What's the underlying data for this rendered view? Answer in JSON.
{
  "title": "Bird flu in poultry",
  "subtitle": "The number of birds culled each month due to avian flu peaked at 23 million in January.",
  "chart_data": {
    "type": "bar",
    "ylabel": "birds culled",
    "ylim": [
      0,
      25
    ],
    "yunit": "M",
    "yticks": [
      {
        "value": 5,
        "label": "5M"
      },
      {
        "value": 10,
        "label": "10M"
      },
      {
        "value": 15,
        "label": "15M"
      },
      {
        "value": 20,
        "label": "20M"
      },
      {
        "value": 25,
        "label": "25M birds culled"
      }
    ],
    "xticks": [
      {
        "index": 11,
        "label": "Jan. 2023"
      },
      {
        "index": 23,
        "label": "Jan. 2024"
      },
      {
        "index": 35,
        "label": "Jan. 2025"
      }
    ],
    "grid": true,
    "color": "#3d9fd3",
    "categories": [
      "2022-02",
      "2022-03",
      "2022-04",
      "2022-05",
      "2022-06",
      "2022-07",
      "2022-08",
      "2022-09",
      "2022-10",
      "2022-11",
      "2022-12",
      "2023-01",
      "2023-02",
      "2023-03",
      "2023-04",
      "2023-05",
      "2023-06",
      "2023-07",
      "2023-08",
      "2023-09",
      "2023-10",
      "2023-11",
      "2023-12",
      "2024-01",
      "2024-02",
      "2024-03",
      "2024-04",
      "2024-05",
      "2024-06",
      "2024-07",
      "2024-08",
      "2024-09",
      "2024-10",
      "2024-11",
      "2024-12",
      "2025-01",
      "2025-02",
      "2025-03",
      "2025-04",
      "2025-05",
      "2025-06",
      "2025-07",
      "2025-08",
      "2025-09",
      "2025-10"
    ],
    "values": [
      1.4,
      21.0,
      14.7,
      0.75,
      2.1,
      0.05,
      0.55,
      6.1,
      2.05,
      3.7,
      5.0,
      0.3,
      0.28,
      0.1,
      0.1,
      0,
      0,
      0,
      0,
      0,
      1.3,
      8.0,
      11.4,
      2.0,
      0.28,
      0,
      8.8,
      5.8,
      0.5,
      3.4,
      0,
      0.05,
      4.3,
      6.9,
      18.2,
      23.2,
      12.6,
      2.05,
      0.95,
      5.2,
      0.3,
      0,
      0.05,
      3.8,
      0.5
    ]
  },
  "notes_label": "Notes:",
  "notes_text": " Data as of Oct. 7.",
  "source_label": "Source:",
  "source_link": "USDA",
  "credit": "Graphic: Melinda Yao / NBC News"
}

What you will do:
Find each line that has the word "culled", then copy it out.

Finished task:
  "subtitle": "The number of birds culled each month due to avian flu peaked at 23 million in January.",
    "ylabel": "birds culled",
        "label": "25M birds culled"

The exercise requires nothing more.